┌──

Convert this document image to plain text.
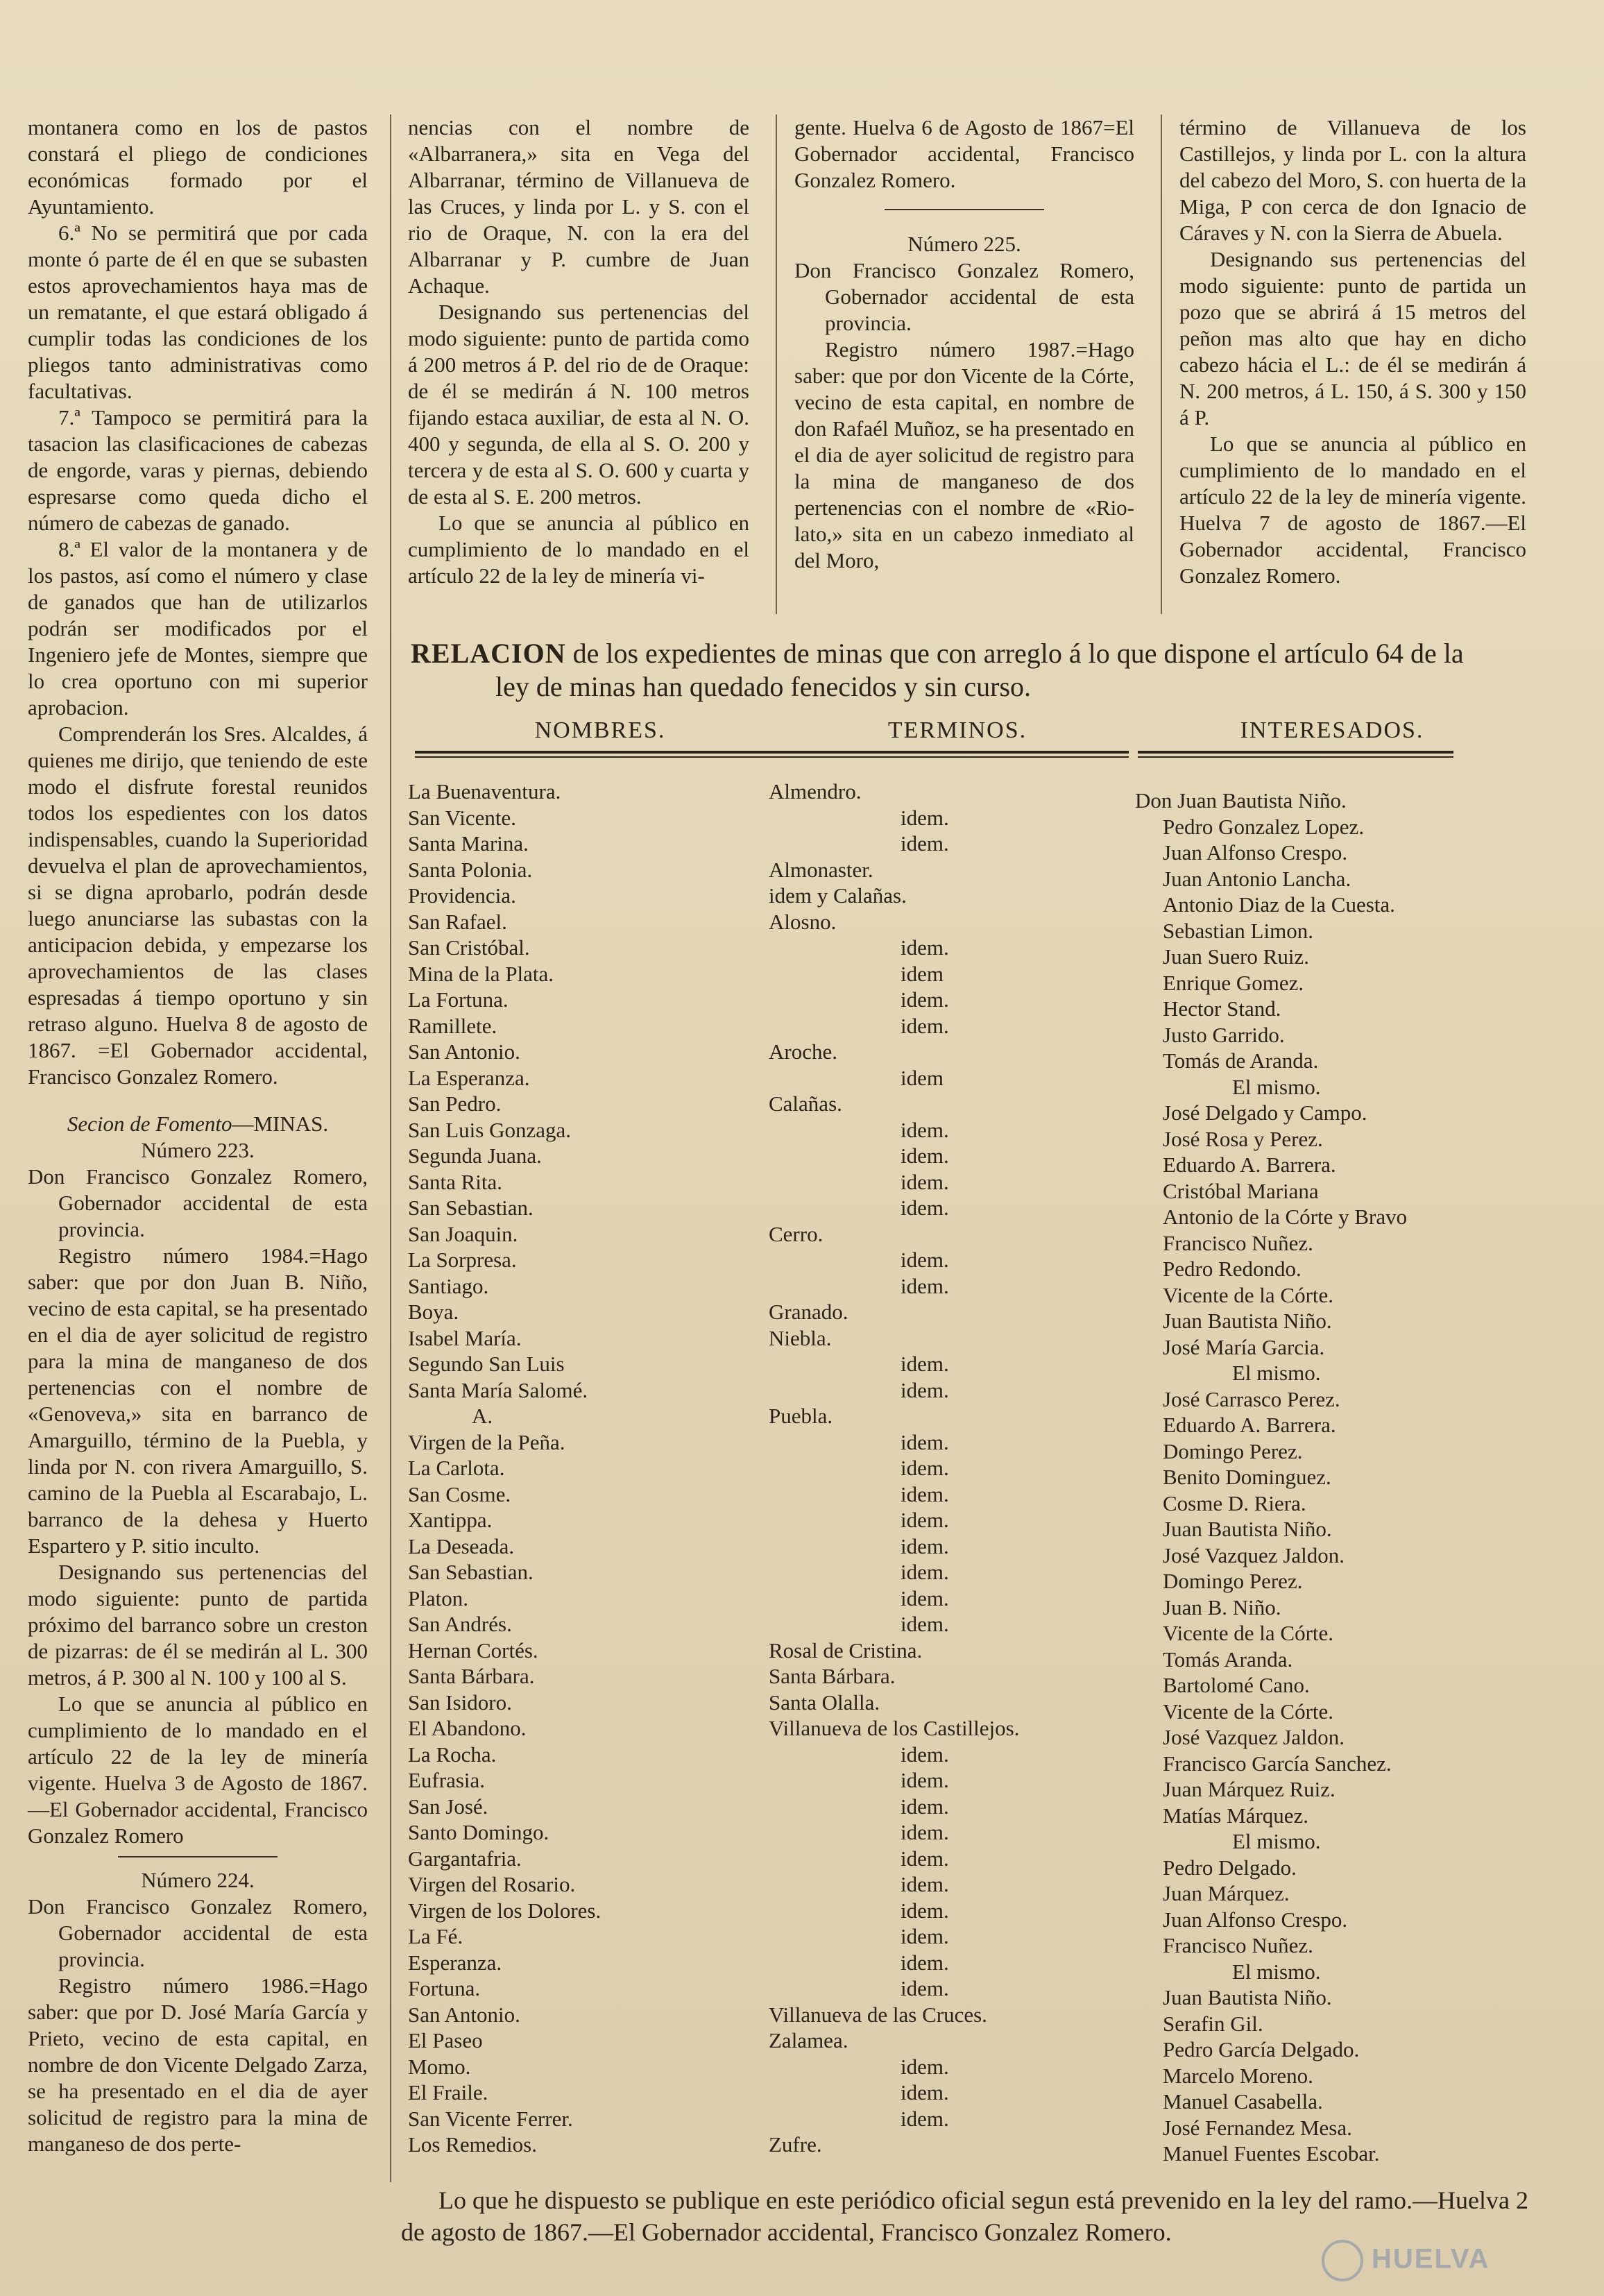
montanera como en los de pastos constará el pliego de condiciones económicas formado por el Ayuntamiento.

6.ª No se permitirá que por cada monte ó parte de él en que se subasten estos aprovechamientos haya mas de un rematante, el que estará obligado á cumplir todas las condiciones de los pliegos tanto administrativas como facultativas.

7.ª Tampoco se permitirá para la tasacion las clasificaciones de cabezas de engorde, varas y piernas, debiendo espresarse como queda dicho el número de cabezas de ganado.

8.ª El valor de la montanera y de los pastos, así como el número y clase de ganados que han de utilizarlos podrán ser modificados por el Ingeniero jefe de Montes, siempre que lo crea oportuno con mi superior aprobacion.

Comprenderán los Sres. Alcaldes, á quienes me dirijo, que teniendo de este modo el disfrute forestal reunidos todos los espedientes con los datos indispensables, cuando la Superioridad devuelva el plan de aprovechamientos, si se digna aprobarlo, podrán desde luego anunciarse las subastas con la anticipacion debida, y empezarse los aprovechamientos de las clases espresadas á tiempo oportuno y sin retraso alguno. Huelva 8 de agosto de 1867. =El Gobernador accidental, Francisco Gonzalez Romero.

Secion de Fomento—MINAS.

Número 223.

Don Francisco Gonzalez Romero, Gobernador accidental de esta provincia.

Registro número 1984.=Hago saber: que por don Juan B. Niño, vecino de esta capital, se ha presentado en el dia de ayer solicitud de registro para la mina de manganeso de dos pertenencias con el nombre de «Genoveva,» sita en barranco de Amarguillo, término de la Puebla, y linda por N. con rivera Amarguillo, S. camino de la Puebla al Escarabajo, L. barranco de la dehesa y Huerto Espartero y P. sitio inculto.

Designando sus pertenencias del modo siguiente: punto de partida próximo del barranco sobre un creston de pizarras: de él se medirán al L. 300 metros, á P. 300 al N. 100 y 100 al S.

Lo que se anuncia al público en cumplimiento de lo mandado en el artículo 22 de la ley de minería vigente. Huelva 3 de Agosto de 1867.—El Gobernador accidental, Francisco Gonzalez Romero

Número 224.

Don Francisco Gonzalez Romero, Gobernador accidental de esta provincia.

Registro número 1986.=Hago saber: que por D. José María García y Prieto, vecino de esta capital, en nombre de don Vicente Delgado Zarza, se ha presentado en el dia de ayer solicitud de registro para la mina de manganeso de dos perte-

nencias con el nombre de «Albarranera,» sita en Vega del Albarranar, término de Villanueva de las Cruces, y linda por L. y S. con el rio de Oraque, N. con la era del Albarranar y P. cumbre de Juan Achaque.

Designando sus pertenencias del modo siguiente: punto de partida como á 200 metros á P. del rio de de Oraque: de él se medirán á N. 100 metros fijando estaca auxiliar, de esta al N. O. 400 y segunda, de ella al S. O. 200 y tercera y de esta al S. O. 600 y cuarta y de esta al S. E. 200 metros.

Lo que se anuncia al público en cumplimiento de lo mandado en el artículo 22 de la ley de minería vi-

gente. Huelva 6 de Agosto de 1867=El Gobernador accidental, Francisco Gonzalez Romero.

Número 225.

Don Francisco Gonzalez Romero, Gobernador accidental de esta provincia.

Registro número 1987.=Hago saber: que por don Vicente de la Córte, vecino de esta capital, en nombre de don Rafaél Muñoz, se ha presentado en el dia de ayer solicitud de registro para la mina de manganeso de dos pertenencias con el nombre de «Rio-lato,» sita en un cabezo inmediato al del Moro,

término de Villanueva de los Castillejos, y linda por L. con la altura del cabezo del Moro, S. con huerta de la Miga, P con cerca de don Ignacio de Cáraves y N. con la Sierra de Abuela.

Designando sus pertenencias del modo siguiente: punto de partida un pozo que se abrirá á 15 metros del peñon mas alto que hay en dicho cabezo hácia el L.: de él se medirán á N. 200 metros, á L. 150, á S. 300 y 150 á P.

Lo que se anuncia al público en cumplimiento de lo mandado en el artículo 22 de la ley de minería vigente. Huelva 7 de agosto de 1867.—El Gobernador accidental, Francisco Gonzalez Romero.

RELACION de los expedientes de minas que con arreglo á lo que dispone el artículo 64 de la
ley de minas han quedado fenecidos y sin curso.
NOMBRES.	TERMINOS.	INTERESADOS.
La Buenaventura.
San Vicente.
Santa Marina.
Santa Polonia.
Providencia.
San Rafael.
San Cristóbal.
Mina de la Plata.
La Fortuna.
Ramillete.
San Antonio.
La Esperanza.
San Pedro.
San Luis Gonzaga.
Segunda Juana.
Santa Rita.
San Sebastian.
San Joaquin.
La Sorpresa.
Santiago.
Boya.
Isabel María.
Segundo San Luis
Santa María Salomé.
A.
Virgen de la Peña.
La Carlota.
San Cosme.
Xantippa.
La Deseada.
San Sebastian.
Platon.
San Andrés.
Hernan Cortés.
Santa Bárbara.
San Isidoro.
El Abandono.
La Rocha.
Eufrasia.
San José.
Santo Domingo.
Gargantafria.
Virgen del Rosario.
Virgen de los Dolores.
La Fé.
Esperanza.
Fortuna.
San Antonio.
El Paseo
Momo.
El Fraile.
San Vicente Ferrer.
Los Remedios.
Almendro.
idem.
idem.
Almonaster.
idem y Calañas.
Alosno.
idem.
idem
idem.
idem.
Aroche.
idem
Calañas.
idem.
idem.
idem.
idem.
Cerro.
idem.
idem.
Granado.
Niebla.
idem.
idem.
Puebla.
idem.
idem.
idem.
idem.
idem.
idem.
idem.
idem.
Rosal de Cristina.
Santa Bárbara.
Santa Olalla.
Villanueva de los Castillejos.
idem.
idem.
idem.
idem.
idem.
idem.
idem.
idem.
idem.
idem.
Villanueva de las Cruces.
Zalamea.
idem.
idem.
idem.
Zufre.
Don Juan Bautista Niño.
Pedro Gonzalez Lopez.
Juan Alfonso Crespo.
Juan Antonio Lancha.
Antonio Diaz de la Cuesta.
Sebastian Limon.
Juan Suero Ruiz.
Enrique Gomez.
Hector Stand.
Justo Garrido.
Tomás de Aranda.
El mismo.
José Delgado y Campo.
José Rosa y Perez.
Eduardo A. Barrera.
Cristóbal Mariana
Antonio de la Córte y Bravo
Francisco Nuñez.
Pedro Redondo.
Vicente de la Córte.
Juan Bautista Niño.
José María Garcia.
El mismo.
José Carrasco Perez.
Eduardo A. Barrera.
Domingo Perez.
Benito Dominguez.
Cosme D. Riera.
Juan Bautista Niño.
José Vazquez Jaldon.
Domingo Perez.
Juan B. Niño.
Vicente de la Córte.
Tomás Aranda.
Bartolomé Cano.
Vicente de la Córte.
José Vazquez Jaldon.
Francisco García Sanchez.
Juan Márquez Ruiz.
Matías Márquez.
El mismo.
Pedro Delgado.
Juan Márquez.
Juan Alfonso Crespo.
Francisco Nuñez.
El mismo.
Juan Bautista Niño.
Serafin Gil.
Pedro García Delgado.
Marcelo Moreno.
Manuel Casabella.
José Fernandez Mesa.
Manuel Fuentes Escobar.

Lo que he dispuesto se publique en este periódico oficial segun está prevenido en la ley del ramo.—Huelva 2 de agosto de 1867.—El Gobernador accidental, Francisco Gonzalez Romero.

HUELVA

└──

• _Your goal_: Search the data for the string "artículo". List each line that has it.

• _Solution for this problem_:
Lo que se anuncia al público en cumplimiento de lo mandado en el artículo 22 de la ley de minería vigente. Huelva 3 de Agosto de 1867.—El Gobernador accidental, Francisco Gonzalez Romero
Lo que se anuncia al público en cumplimiento de lo mandado en el artículo 22 de la ley de minería vi-
Lo que se anuncia al público en cumplimiento de lo mandado en el artículo 22 de la ley de minería vigente. Huelva 7 de agosto de 1867.—El Gobernador accidental, Francisco Gonzalez Romero.
RELACION de los expedientes de minas que con arreglo á lo que dispone el artículo 64 de la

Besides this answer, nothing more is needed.